» **Description of the task**
Quote the records that follow in full, leaving the pictures out.

----

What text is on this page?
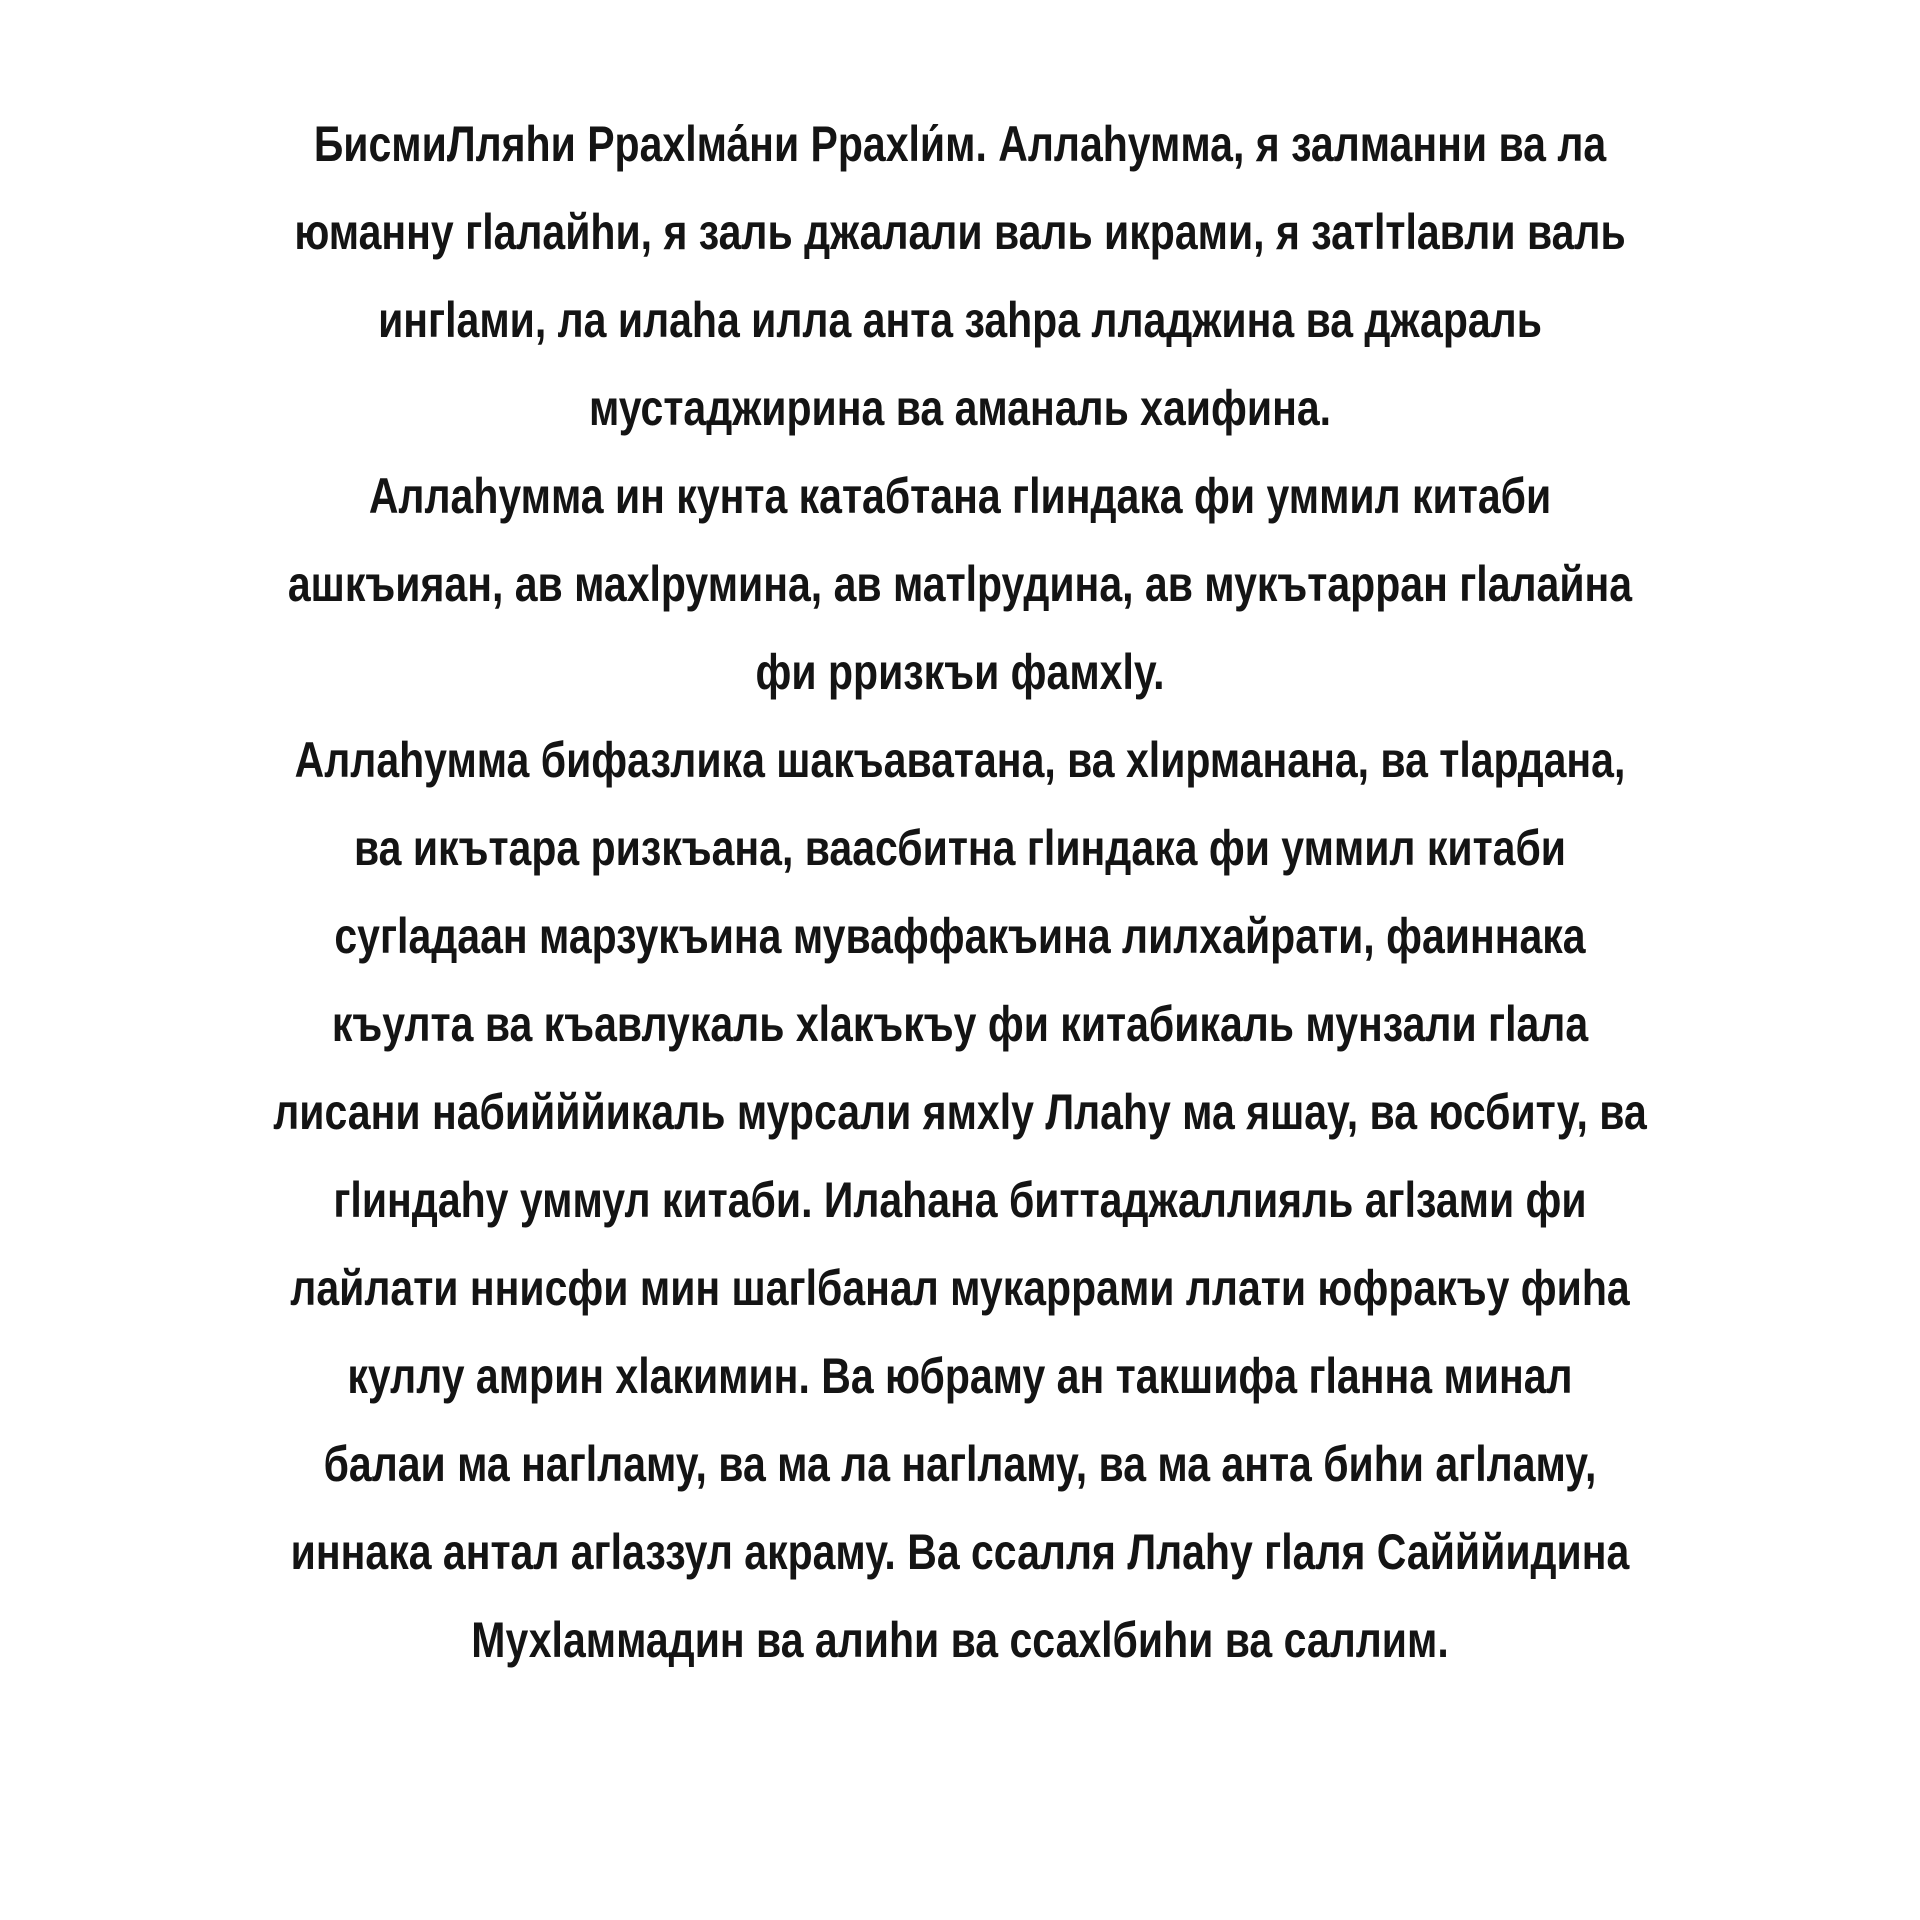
БисмиЛляһи Рраxlма́ни Рраxlи́м. Аллаһумма, я залманни ва ла
юманну гlалайһи, я заль джалали валь икрами, я затlтlавли валь
ингlами, ла илаһа илла анта заһра лладжина ва джараль
мустаджирина ва аманаль хаифина.
Аллаһумма ин кунта катабтана гlиндака фи уммил китаби
ашкъияан, ав махlрумина, ав матlрудина, ав мукътарран гlалайна
фи рризкъи фамхlу.
Аллаһумма бифазлика шакъаватана, ва хlирманана, ва тlардана,
ва икътара ризкъана, ваасбитна гlиндака фи уммил китаби
сугlадаан марзукъина муваффакъина лилхайрати, фаиннака
къулта ва къавлукаль хlакъкъу фи китабикаль мунзали гlала
лисани набийййикаль мурсали ямхlу Ллаһу ма яшау, ва юсбиту, ва
гlиндаһу уммул китаби. Илаһана биттаджаллияль агlзами фи
лайлати ннисфи мин шагlбанал мукаррами ллати юфракъу фиһа
куллу амрин хlакимин. Ва юбраму ан такшифа гlанна минал
балаи ма нагlламу, ва ма ла нагlламу, ва ма анта биһи агlламу,
иннака антал агlаззул акраму. Ва ссалля Ллаһу гlаля Сайййидина
Мухlаммадин ва алиһи ва ссахlбиһи ва саллим.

----

» **Answer to this problem**
What text is on this page?
БисмиЛляһи Рраxlма́ни Рраxlи́м. Аллаһумма, я залманни ва ла
юманну гlалайһи, я заль джалали валь икрами, я затlтlавли валь
ингlами, ла илаһа илла анта заһра лладжина ва джараль
мустаджирина ва аманаль хаифина.
Аллаһумма ин кунта катабтана гlиндака фи уммил китаби
ашкъияан, ав махlрумина, ав матlрудина, ав мукътарран гlалайна
фи рризкъи фамхlу.
Аллаһумма бифазлика шакъаватана, ва хlирманана, ва тlардана,
ва икътара ризкъана, ваасбитна гlиндака фи уммил китаби
сугlадаан марзукъина муваффакъина лилхайрати, фаиннака
къулта ва къавлукаль хlакъкъу фи китабикаль мунзали гlала
лисани набийййикаль мурсали ямхlу Ллаһу ма яшау, ва юсбиту, ва
гlиндаһу уммул китаби. Илаһана биттаджаллияль агlзами фи
лайлати ннисфи мин шагlбанал мукаррами ллати юфракъу фиһа
куллу амрин хlакимин. Ва юбраму ан такшифа гlанна минал
балаи ма нагlламу, ва ма ла нагlламу, ва ма анта биһи агlламу,
иннака антал агlаззул акраму. Ва ссалля Ллаһу гlаля Сайййидина
Мухlаммадин ва алиһи ва ссахlбиһи ва саллим.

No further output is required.